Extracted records
---*---

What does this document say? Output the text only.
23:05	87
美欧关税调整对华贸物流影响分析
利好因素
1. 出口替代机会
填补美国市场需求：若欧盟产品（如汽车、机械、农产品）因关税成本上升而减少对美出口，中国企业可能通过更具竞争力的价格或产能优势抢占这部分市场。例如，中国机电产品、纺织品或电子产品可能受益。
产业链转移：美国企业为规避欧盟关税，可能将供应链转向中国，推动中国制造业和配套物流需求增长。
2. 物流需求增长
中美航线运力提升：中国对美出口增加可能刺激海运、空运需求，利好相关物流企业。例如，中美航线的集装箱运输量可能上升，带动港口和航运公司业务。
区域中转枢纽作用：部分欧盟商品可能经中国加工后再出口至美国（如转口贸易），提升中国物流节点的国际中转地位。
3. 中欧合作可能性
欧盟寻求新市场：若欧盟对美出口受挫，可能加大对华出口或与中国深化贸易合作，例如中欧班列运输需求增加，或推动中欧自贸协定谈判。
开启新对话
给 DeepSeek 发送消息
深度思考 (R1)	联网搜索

---*---

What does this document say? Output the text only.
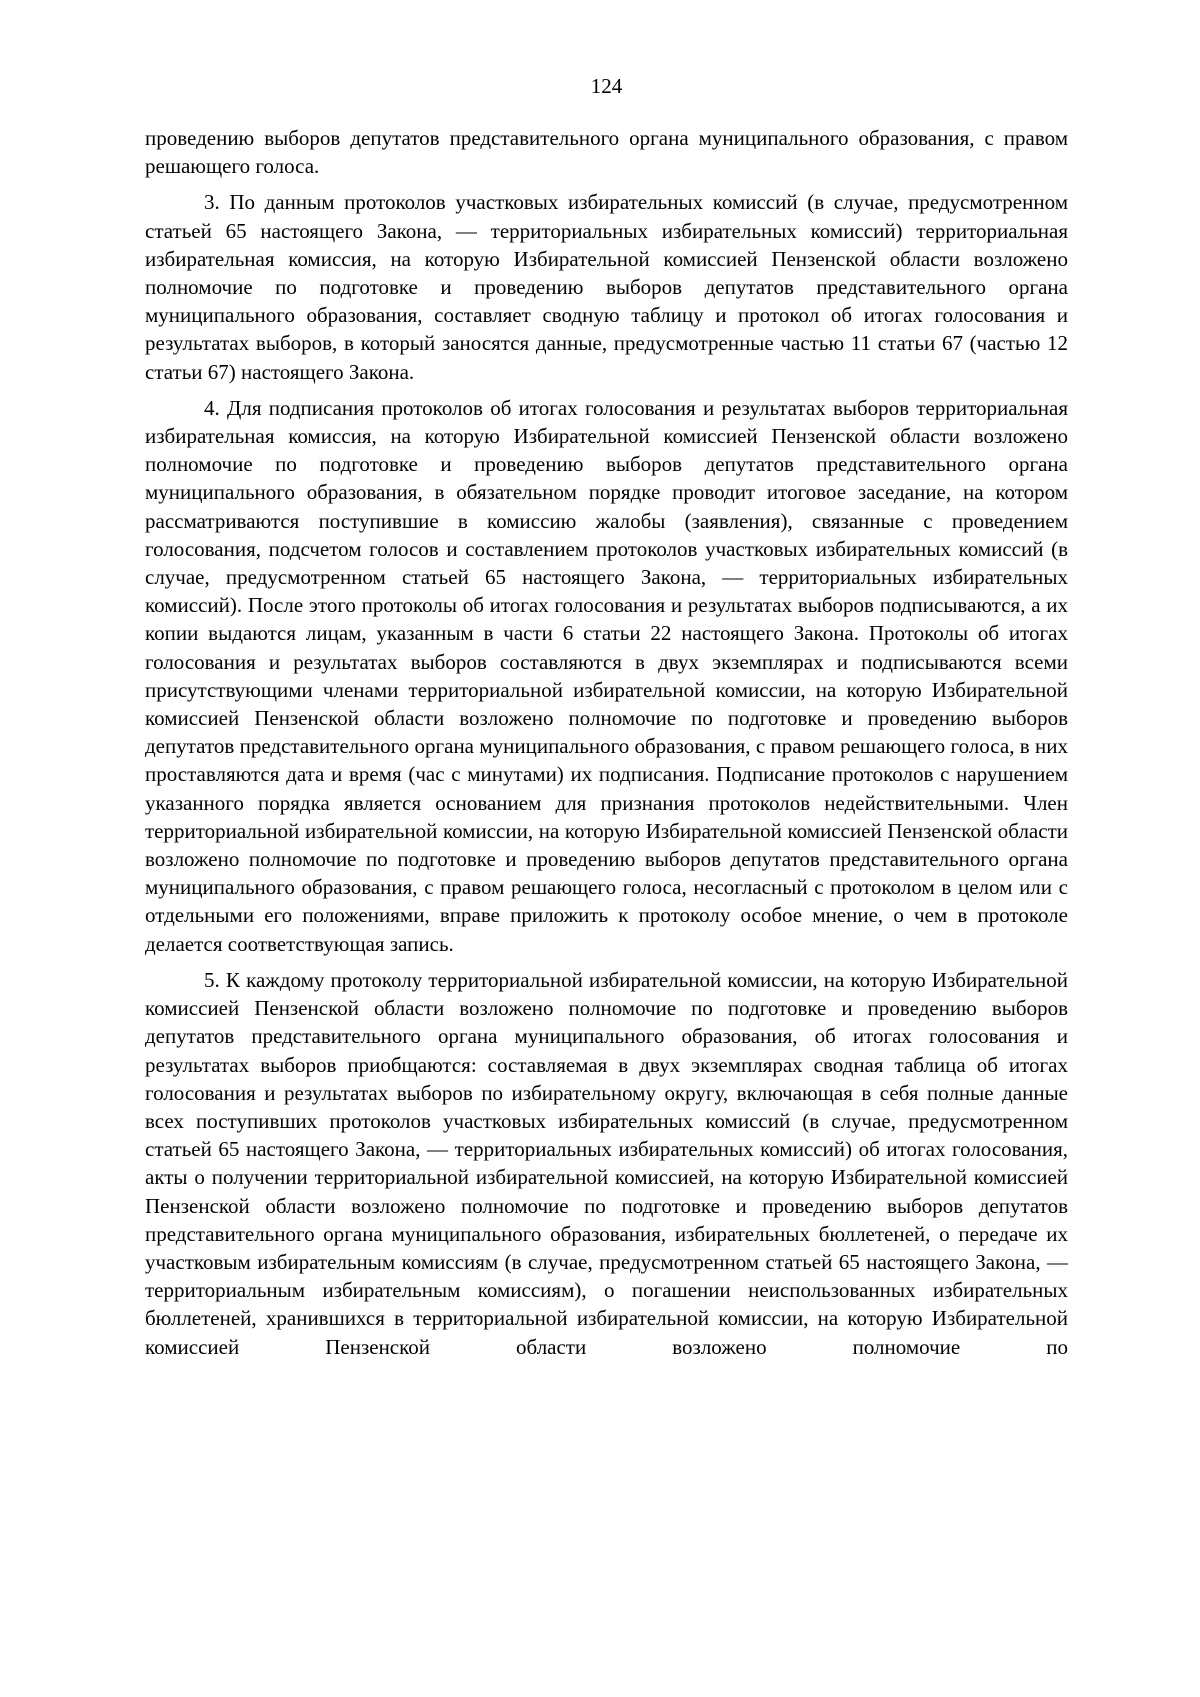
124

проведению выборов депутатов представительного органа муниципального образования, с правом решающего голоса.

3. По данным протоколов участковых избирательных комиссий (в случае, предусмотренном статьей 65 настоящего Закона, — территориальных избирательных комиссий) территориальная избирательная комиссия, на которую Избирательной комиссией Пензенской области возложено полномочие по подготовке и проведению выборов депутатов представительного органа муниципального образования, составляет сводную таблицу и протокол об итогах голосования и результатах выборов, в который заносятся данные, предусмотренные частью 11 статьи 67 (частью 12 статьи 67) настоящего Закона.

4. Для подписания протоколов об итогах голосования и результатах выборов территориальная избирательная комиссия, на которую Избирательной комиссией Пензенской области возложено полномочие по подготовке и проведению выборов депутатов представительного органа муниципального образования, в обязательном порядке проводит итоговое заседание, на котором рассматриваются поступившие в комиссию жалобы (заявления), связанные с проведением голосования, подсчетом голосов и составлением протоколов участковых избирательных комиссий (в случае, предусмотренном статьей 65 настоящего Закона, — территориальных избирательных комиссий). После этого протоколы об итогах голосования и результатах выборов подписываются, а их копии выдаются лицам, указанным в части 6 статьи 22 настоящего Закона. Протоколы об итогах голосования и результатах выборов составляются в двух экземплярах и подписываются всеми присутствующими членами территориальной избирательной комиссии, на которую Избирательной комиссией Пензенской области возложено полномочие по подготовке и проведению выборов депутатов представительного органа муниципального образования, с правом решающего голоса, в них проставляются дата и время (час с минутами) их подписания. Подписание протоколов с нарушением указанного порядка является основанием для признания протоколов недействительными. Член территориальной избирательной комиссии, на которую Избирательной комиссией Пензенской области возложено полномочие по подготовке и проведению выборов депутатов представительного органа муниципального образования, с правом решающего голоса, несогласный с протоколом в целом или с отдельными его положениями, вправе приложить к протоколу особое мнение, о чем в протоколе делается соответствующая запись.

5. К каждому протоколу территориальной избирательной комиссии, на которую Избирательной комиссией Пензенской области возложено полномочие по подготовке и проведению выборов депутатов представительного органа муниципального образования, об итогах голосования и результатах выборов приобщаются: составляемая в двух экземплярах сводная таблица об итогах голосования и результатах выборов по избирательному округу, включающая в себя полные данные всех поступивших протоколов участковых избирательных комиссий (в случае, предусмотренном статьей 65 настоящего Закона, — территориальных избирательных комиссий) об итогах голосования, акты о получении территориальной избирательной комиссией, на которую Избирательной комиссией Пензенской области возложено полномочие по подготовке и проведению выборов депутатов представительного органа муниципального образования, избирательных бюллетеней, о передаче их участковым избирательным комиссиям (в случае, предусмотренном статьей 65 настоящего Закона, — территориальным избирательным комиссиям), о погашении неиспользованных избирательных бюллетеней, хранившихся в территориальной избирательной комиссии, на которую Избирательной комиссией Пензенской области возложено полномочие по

---*---

Examine the records and pull out every line where the string "правом" occurs.

проведению выборов депутатов представительного органа муниципального образования, с правом решающего голоса.
4. Для подписания протоколов об итогах голосования и результатах выборов территориальная избирательная комиссия, на которую Избирательной комиссией Пензенской области возложено полномочие по подготовке и проведению выборов депутатов представительного органа муниципального образования, в обязательном порядке проводит итоговое заседание, на котором рассматриваются поступившие в комиссию жалобы (заявления), связанные с проведением голосования, подсчетом голосов и составлением протоколов участковых избирательных комиссий (в случае, предусмотренном статьей 65 настоящего Закона, — территориальных избирательных комиссий). После этого протоколы об итогах голосования и результатах выборов подписываются, а их копии выдаются лицам, указанным в части 6 статьи 22 настоящего Закона. Протоколы об итогах голосования и результатах выборов составляются в двух экземплярах и подписываются всеми присутствующими членами территориальной избирательной комиссии, на которую Избирательной комиссией Пензенской области возложено полномочие по подготовке и проведению выборов депутатов представительного органа муниципального образования, с правом решающего голоса, в них проставляются дата и время (час с минутами) их подписания. Подписание протоколов с нарушением указанного порядка является основанием для признания протоколов недействительными. Член территориальной избирательной комиссии, на которую Избирательной комиссией Пензенской области возложено полномочие по подготовке и проведению выборов депутатов представительного органа муниципального образования, с правом решающего голоса, несогласный с протоколом в целом или с отдельными его положениями, вправе приложить к протоколу особое мнение, о чем в протоколе делается соответствующая запись.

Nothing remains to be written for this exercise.